* _WHAT THIS TASK INVOLVES_
Set down each entry from the block beneath, exactly as written.
⁂
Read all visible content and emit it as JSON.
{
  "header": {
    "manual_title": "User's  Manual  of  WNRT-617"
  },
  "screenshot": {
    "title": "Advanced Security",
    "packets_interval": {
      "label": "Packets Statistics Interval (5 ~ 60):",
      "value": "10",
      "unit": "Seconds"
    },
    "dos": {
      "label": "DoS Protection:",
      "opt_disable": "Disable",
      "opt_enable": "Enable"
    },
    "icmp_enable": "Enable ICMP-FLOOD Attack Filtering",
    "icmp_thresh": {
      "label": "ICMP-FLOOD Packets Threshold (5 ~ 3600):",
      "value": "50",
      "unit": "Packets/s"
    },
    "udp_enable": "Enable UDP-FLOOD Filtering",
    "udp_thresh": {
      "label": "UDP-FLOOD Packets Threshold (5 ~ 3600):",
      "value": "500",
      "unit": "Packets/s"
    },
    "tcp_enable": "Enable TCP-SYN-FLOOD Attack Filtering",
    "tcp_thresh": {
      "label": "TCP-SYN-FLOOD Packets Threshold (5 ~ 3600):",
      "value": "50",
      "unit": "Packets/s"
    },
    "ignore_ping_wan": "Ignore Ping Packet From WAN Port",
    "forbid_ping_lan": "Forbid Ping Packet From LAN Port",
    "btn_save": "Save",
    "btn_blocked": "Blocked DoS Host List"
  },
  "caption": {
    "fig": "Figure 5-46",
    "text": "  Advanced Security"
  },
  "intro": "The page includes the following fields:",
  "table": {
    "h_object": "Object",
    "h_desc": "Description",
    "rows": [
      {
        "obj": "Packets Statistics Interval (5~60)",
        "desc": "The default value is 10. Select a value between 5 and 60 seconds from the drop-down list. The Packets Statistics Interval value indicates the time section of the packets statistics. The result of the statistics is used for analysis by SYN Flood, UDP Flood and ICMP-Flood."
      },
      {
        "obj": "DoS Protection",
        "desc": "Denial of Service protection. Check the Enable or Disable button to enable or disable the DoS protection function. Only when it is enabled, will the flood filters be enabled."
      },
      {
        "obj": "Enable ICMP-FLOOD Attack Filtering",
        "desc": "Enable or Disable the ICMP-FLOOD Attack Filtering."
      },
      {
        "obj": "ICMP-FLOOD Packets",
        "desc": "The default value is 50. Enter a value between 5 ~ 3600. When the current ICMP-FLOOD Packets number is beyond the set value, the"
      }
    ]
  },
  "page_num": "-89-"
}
⁂
* _RESULT_
Read all visible content and emit it as JSON.
{
  "header": {
    "manual_title": "User's  Manual  of  WNRT-617"
  },
  "screenshot": {
    "title": "Advanced Security",
    "packets_interval": {
      "label": "Packets Statistics Interval (5 ~ 60):",
      "value": "10",
      "unit": "Seconds"
    },
    "dos": {
      "label": "DoS Protection:",
      "opt_disable": "Disable",
      "opt_enable": "Enable"
    },
    "icmp_enable": "Enable ICMP-FLOOD Attack Filtering",
    "icmp_thresh": {
      "label": "ICMP-FLOOD Packets Threshold (5 ~ 3600):",
      "value": "50",
      "unit": "Packets/s"
    },
    "udp_enable": "Enable UDP-FLOOD Filtering",
    "udp_thresh": {
      "label": "UDP-FLOOD Packets Threshold (5 ~ 3600):",
      "value": "500",
      "unit": "Packets/s"
    },
    "tcp_enable": "Enable TCP-SYN-FLOOD Attack Filtering",
    "tcp_thresh": {
      "label": "TCP-SYN-FLOOD Packets Threshold (5 ~ 3600):",
      "value": "50",
      "unit": "Packets/s"
    },
    "ignore_ping_wan": "Ignore Ping Packet From WAN Port",
    "forbid_ping_lan": "Forbid Ping Packet From LAN Port",
    "btn_save": "Save",
    "btn_blocked": "Blocked DoS Host List"
  },
  "caption": {
    "fig": "Figure 5-46",
    "text": "  Advanced Security"
  },
  "intro": "The page includes the following fields:",
  "table": {
    "h_object": "Object",
    "h_desc": "Description",
    "rows": [
      {
        "obj": "Packets Statistics Interval (5~60)",
        "desc": "The default value is 10. Select a value between 5 and 60 seconds from the drop-down list. The Packets Statistics Interval value indicates the time section of the packets statistics. The result of the statistics is used for analysis by SYN Flood, UDP Flood and ICMP-Flood."
      },
      {
        "obj": "DoS Protection",
        "desc": "Denial of Service protection. Check the Enable or Disable button to enable or disable the DoS protection function. Only when it is enabled, will the flood filters be enabled."
      },
      {
        "obj": "Enable ICMP-FLOOD Attack Filtering",
        "desc": "Enable or Disable the ICMP-FLOOD Attack Filtering."
      },
      {
        "obj": "ICMP-FLOOD Packets",
        "desc": "The default value is 50. Enter a value between 5 ~ 3600. When the current ICMP-FLOOD Packets number is beyond the set value, the"
      }
    ]
  },
  "page_num": "-89-"
}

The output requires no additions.